** START DATA PROVIDED **

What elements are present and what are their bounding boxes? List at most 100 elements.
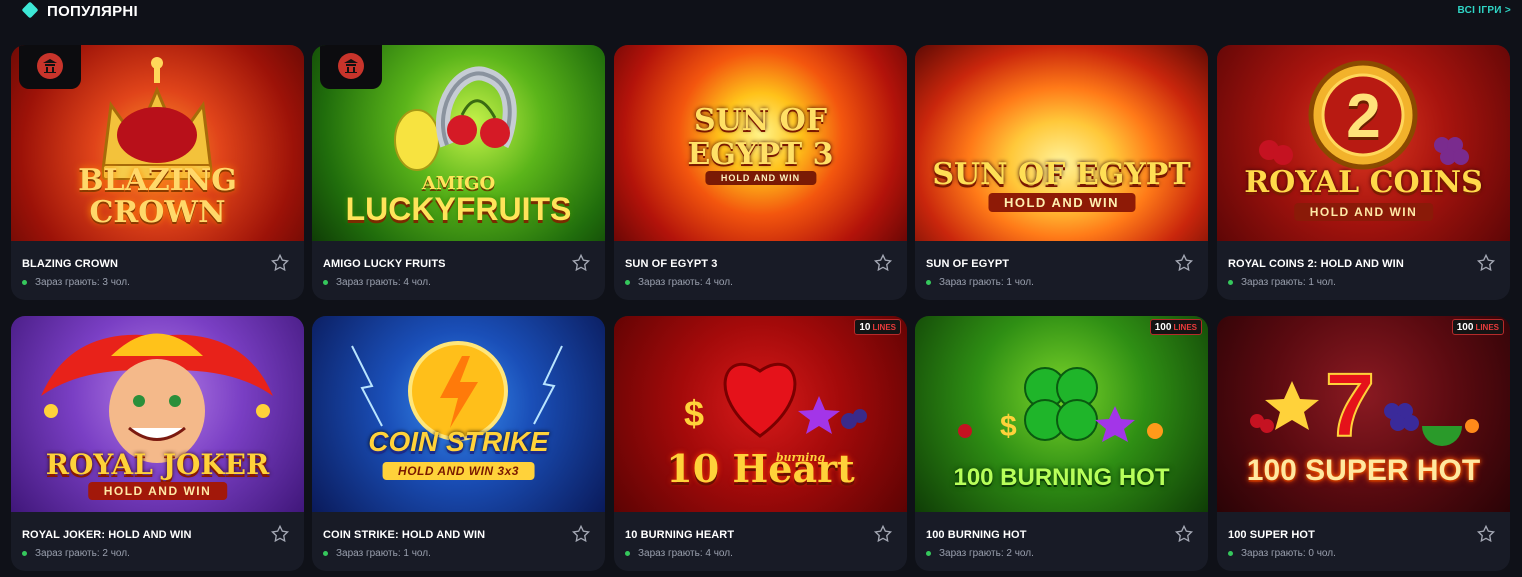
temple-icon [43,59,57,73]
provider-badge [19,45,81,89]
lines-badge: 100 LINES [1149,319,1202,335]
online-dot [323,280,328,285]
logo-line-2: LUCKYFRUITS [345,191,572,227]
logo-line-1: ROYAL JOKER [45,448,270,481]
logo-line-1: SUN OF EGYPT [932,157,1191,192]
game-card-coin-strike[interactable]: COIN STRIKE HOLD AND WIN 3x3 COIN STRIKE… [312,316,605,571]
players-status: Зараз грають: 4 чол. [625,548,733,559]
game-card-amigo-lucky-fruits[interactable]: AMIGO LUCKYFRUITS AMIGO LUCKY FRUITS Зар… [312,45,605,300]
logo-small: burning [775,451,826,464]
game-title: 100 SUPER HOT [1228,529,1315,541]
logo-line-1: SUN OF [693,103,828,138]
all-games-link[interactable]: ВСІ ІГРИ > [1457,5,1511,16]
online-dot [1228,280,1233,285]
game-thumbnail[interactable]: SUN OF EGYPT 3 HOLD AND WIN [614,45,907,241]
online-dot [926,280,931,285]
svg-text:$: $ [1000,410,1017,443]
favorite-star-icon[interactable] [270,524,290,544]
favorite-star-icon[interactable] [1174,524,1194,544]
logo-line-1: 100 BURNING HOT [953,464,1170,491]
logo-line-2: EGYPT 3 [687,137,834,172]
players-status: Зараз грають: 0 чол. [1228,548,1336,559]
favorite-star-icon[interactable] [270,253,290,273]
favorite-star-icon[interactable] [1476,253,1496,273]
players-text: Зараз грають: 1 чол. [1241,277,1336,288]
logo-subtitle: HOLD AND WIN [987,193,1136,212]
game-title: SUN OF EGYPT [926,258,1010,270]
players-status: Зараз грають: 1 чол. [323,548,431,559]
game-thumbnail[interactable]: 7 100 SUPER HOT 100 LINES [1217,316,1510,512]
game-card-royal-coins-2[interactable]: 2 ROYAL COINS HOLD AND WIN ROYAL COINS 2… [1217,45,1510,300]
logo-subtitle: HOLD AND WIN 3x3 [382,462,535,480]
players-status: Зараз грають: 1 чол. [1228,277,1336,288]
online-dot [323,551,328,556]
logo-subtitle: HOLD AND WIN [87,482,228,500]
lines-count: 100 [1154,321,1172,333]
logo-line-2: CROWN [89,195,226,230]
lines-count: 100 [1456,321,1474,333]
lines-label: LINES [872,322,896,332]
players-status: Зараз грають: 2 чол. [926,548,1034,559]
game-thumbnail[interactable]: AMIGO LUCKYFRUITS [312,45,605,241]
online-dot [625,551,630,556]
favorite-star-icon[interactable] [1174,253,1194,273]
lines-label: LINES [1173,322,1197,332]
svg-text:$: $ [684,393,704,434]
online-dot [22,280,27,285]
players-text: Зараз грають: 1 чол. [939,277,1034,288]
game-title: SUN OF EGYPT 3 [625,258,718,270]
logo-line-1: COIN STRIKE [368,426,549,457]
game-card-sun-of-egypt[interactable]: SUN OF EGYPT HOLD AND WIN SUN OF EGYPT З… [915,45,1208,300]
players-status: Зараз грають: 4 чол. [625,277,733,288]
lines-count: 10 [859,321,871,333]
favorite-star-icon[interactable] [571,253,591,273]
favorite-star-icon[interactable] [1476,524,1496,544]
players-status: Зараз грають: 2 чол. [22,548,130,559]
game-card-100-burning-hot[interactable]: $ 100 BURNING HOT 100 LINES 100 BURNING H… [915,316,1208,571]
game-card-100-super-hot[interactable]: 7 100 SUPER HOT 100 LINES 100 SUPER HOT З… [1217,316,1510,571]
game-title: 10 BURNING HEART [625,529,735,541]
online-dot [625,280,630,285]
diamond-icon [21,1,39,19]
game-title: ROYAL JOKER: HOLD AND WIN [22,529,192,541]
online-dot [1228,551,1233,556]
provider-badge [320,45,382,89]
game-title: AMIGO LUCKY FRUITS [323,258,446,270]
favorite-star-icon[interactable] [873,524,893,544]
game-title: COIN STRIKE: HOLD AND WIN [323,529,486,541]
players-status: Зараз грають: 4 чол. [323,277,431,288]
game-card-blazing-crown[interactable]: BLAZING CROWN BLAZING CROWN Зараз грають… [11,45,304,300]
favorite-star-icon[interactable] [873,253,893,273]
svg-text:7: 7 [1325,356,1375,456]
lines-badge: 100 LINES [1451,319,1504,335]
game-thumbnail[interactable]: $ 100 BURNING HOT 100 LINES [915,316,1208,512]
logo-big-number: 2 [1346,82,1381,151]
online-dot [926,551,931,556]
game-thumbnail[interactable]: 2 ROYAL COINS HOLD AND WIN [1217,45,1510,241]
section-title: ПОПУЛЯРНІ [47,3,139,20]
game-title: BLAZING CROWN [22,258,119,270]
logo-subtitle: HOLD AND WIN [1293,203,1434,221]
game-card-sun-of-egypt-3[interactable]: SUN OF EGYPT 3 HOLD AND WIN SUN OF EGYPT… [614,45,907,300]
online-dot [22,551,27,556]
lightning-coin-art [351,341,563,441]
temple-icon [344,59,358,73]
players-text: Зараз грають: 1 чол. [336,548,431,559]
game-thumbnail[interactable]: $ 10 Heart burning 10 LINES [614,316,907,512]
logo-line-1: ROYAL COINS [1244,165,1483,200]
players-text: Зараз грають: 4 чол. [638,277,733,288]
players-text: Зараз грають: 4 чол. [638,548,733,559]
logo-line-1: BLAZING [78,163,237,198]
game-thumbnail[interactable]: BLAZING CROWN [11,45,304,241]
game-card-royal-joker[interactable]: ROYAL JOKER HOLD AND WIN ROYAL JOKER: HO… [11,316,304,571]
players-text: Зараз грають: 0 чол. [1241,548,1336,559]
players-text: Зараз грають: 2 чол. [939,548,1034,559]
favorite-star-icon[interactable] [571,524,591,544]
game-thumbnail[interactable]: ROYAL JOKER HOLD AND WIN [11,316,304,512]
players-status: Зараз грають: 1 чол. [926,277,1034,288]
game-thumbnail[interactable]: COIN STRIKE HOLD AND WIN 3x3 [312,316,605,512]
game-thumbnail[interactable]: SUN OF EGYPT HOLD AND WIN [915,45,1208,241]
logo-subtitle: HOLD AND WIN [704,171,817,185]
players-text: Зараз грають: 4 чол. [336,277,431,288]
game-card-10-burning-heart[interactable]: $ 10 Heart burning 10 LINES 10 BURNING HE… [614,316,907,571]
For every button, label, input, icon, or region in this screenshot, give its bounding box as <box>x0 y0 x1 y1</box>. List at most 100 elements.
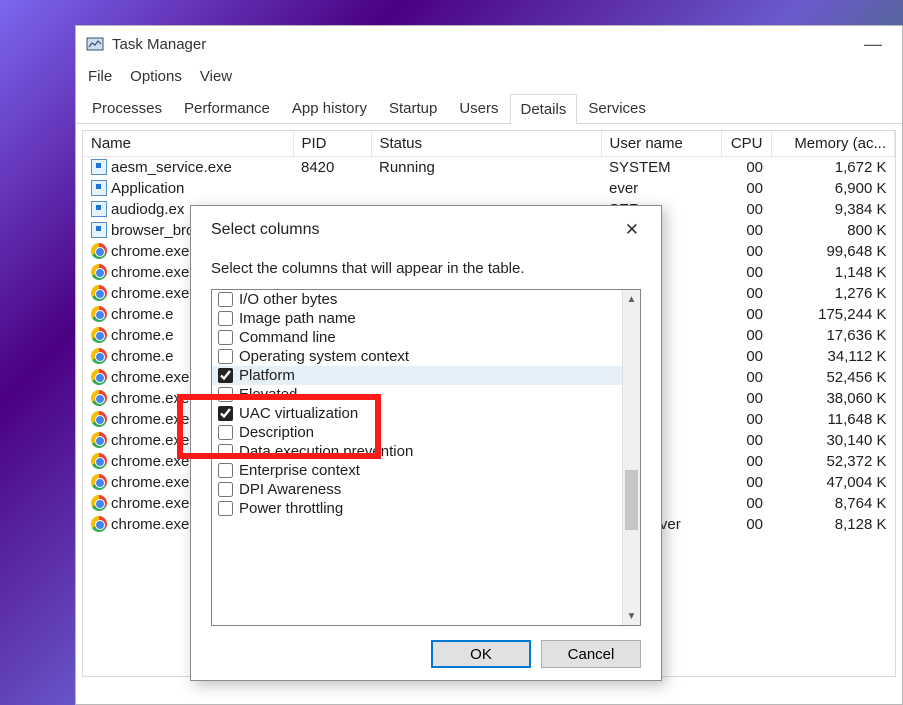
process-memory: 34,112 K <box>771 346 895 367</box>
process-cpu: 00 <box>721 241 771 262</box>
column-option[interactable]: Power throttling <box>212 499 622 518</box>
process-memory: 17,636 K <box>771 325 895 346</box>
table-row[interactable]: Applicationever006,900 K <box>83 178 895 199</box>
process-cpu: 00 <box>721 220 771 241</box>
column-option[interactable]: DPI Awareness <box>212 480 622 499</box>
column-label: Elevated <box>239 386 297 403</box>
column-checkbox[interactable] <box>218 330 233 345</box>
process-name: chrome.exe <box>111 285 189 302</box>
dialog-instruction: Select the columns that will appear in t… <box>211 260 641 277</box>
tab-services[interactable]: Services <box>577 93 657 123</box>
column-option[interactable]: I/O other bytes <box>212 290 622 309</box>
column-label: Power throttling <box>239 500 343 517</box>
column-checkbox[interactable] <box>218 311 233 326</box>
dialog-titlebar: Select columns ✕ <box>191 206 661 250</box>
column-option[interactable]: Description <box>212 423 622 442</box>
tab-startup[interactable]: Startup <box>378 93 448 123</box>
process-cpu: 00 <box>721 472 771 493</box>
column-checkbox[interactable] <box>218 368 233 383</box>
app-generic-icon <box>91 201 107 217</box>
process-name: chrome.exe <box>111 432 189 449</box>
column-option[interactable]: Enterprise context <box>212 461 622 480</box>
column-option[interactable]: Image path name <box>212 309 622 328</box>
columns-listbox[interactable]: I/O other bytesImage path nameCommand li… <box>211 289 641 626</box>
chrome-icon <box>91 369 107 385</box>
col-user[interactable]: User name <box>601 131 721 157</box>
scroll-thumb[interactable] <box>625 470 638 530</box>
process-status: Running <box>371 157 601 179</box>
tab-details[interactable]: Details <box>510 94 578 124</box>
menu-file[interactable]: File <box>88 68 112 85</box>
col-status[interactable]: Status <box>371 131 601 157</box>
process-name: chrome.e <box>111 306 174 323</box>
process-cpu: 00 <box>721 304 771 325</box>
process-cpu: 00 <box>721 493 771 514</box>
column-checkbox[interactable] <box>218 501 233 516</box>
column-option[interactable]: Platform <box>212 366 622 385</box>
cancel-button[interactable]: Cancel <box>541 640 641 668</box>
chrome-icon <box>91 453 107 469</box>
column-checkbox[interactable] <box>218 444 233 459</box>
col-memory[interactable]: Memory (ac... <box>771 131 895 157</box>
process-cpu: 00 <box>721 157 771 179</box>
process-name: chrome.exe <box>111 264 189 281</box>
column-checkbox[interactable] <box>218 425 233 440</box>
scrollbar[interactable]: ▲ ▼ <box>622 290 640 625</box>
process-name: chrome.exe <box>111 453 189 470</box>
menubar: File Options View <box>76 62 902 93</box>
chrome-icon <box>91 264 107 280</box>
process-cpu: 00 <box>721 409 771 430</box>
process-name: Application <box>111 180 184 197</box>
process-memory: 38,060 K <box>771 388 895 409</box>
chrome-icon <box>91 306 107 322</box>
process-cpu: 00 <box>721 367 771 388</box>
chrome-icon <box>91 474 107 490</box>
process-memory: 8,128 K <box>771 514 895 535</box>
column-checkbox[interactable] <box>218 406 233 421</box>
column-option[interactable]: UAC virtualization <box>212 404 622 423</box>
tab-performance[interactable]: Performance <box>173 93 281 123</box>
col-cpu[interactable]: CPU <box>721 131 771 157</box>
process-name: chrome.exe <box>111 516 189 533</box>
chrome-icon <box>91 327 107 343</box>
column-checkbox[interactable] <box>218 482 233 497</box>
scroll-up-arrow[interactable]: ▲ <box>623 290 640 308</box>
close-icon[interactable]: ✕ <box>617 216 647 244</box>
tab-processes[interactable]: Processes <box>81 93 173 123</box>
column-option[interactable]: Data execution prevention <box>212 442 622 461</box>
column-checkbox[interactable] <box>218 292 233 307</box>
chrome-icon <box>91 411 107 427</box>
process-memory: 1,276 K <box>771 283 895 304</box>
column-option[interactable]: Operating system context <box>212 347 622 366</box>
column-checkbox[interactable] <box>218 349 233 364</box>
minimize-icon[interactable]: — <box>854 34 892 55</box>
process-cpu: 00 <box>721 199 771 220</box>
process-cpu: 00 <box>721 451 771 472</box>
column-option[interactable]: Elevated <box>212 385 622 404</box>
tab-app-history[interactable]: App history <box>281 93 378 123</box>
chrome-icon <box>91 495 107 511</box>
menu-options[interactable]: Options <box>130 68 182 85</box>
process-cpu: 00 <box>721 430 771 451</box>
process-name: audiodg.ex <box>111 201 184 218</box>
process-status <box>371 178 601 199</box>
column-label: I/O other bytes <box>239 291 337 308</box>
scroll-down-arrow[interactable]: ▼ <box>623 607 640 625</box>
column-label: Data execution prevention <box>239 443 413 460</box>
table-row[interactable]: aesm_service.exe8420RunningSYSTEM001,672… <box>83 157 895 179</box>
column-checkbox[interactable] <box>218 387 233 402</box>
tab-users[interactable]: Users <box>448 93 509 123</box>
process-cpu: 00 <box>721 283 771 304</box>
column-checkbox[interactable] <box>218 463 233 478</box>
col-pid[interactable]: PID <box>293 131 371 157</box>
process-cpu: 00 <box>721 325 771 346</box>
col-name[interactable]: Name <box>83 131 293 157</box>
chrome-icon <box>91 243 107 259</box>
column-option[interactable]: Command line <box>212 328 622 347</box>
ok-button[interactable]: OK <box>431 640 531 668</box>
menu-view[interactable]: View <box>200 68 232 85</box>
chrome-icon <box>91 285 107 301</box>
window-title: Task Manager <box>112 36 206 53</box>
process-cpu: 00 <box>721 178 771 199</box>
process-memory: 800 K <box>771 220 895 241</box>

** END DATA PROVIDED **

**WHAT IS REQUIRED**
Put the listing lines from the line with "temple-icon [43,59,57,73]" through the line with "logo-line-1: SUN OF [693,103,828,138]", both included, into a Markdown table with the columns "Row" and "Line", giving each line its row number and leaving out blank lines.

**FINAL RESULT**
| Row | Line |
|---|---|
| 1 | temple-icon [43,59,57,73] |
| 2 | provider-badge [19,45,81,89] |
| 3 | lines-badge: 100 LINES [1149,319,1202,335] |
| 4 | online-dot [323,280,328,285] |
| 5 | logo-line-2: LUCKYFRUITS [345,191,572,227] |
| 6 | logo-line-1: ROYAL JOKER [45,448,270,481] |
| 7 | logo-line-1: SUN OF EGYPT [932,157,1191,192] |
| 8 | game-card-coin-strike[interactable]: COIN STRIKE HOLD AND WIN 3x3 COIN STRIKE… [312,316,605,571] |
| 9 | players-status: Зараз грають: 4 чол. [625,548,733,559] |
| 10 | game-card-amigo-lucky-fruits[interactable]: AMIGO LUCKYFRUITS AMIGO LUCKY FRUITS Зар… [312,45,605,300] |
| 11 | logo-small: burning [775,451,826,464] |
| 12 | game-title: 100 SUPER HOT [1228,529,1315,541] |
| 13 | logo-line-1: SUN OF [693,103,828,138] |